» Directions
Show all lines from the listing below that contain "true".

» Extracted records
## start

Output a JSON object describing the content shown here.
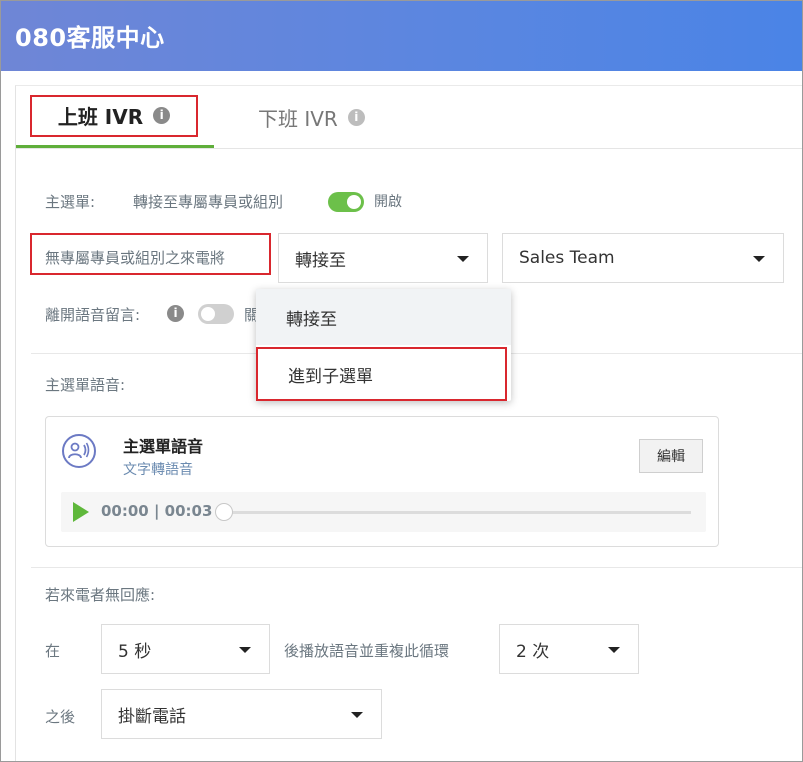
{
  "app": {
    "title": "080客服中心"
  },
  "tabs": [
    {
      "label": "上班 IVR",
      "active": true
    },
    {
      "label": "下班 IVR",
      "active": false
    }
  ],
  "main_menu": {
    "label": "主選單:",
    "transfer_label": "轉接至專屬專員或組別",
    "toggle_on_label": "開啟",
    "toggle_state": true
  },
  "no_agent": {
    "label": "無專屬專員或組別之來電將",
    "action_value": "轉接至",
    "target_value": "Sales Team"
  },
  "dropdown": {
    "options": [
      "轉接至",
      "進到子選單"
    ]
  },
  "voicemail": {
    "label": "離開語音留言:",
    "toggle_label_partial": "關",
    "toggle_state": false
  },
  "menu_voice": {
    "section_label": "主選單語音:",
    "card_title": "主選單語音",
    "card_subtitle": "文字轉語音",
    "edit_label": "編輯",
    "time": "00:00 | 00:03",
    "progress": 0
  },
  "no_response": {
    "section_label": "若來電者無回應:",
    "in_label": "在",
    "seconds_value": "5 秒",
    "replay_label": "後播放語音並重複此循環",
    "repeat_value": "2 次",
    "after_label": "之後",
    "after_value": "掛斷電話"
  },
  "colors": {
    "header_start": "#6f86d6",
    "header_end": "#4a84e6",
    "accent_green": "#6cc04a",
    "highlight_red": "#d9272e"
  }
}
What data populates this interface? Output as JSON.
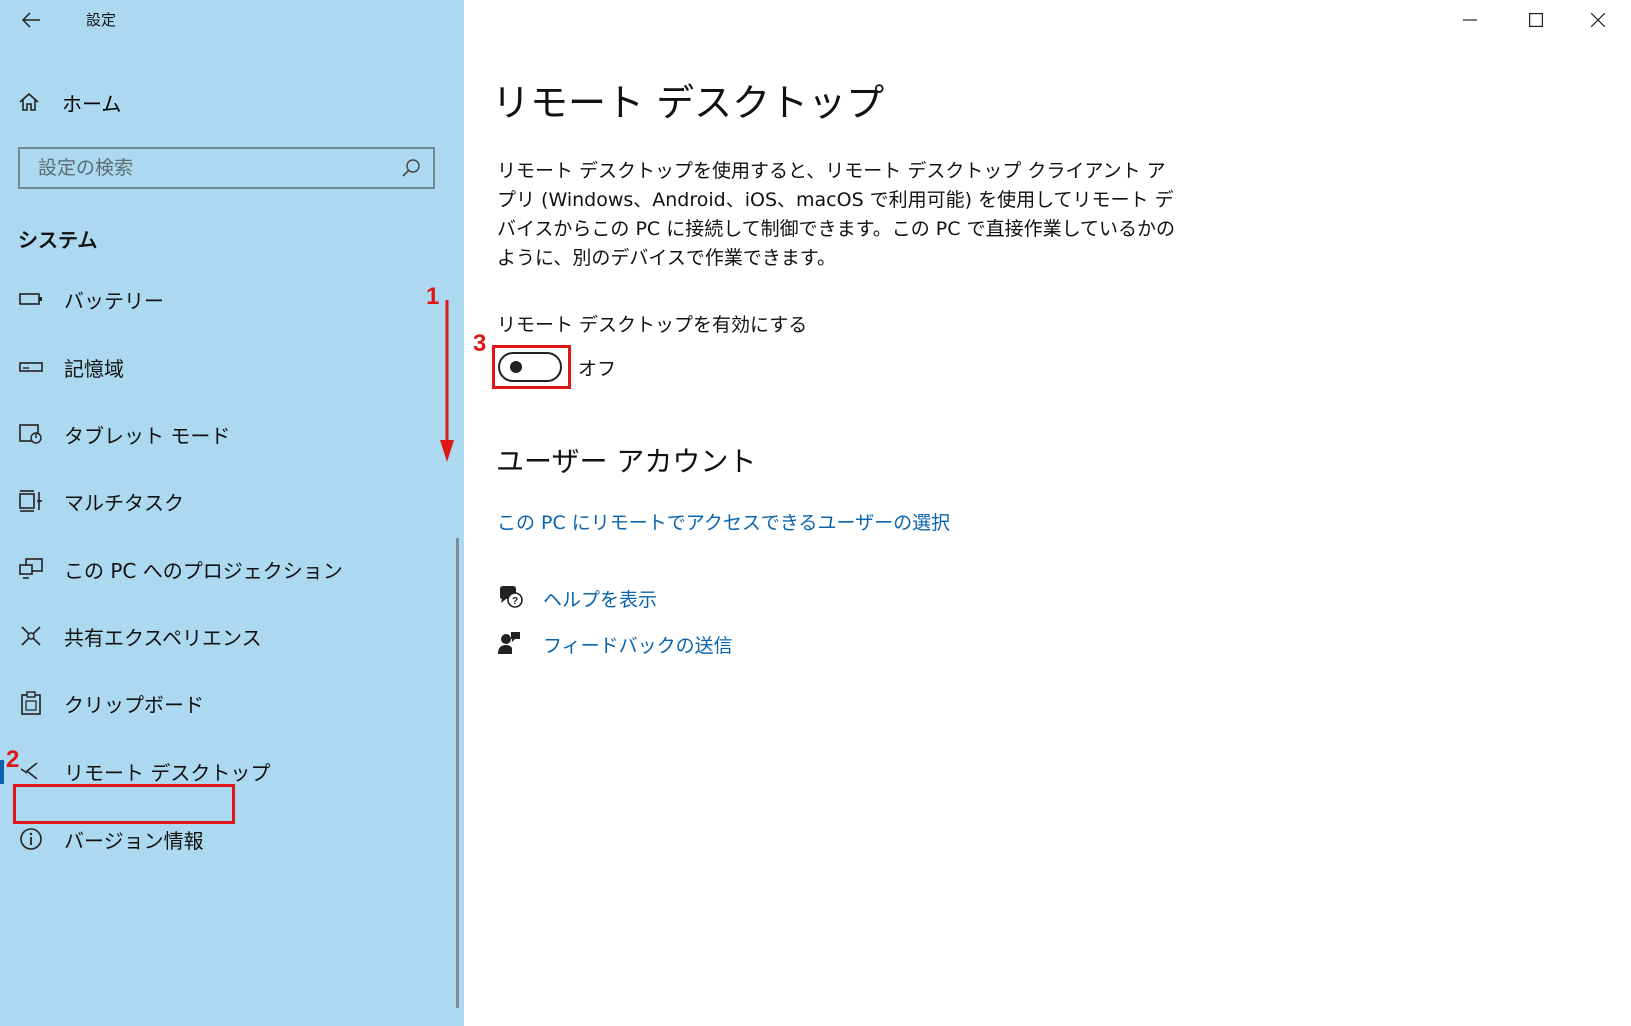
{
  "window": {
    "title": "設定",
    "controls": [
      "minimize",
      "maximize",
      "close"
    ]
  },
  "sidebar": {
    "back_icon": "back-arrow-icon",
    "home_label": "ホーム",
    "search_placeholder": "設定の検索",
    "section_title": "システム",
    "items": [
      {
        "label": "バッテリー",
        "icon": "battery-icon"
      },
      {
        "label": "記憶域",
        "icon": "storage-icon"
      },
      {
        "label": "タブレット モード",
        "icon": "tablet-mode-icon"
      },
      {
        "label": "マルチタスク",
        "icon": "multitasking-icon"
      },
      {
        "label": "この PC へのプロジェクション",
        "icon": "projection-icon"
      },
      {
        "label": "共有エクスペリエンス",
        "icon": "shared-experiences-icon"
      },
      {
        "label": "クリップボード",
        "icon": "clipboard-icon"
      },
      {
        "label": "リモート デスクトップ",
        "icon": "remote-desktop-icon",
        "selected": true
      },
      {
        "label": "バージョン情報",
        "icon": "info-icon"
      }
    ]
  },
  "main": {
    "title": "リモート デスクトップ",
    "description": "リモート デスクトップを使用すると、リモート デスクトップ クライアント アプリ (Windows、Android、iOS、macOS で利用可能) を使用してリモート デバイスからこの PC に接続して制御できます。この PC で直接作業しているかのように、別のデバイスで作業できます。",
    "toggle_label": "リモート デスクトップを有効にする",
    "toggle_state": "オフ",
    "toggle_on": false,
    "user_accounts_heading": "ユーザー アカウント",
    "select_users_link": "この PC にリモートでアクセスできるユーザーの選択",
    "help_link": "ヘルプを表示",
    "feedback_link": "フィードバックの送信"
  },
  "annotations": {
    "step1": "1",
    "step2": "2",
    "step3": "3",
    "color": "#e11717"
  },
  "colors": {
    "sidebar_bg": "#acd9ef",
    "accent": "#0a64ad"
  }
}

## end

» Result for this task
      "active": true
    "toggle_state": true
        "selected": true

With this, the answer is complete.